-- Start --

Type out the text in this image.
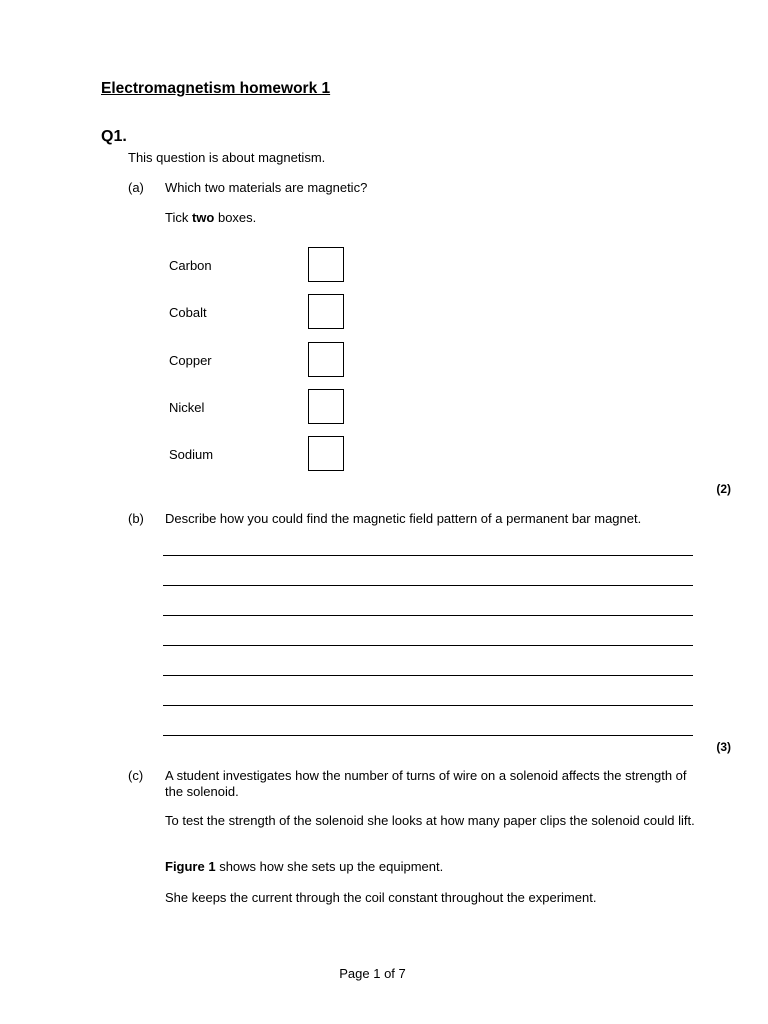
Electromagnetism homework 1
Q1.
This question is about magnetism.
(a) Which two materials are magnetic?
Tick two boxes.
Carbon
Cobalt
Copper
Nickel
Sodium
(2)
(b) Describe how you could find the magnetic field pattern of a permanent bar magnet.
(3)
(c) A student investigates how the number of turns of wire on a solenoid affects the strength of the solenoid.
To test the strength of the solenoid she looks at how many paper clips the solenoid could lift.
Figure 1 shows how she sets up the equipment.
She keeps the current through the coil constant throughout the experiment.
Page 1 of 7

-- End --

§ SET TASK
Reproduce the material above in full and without alteration, but skip all pictures.

§ EXPECTED OUTPUT
Type out the text in this image.
Electromagnetism homework 1
Q1.
This question is about magnetism.
(a) Which two materials are magnetic?
Tick two boxes.
Carbon
Cobalt
Copper
Nickel
Sodium
(2)
(b) Describe how you could find the magnetic field pattern of a permanent bar magnet.
(3)
(c) A student investigates how the number of turns of wire on a solenoid affects the strength of the solenoid.
To test the strength of the solenoid she looks at how many paper clips the solenoid could lift.
Figure 1 shows how she sets up the equipment.
She keeps the current through the coil constant throughout the experiment.
Page 1 of 7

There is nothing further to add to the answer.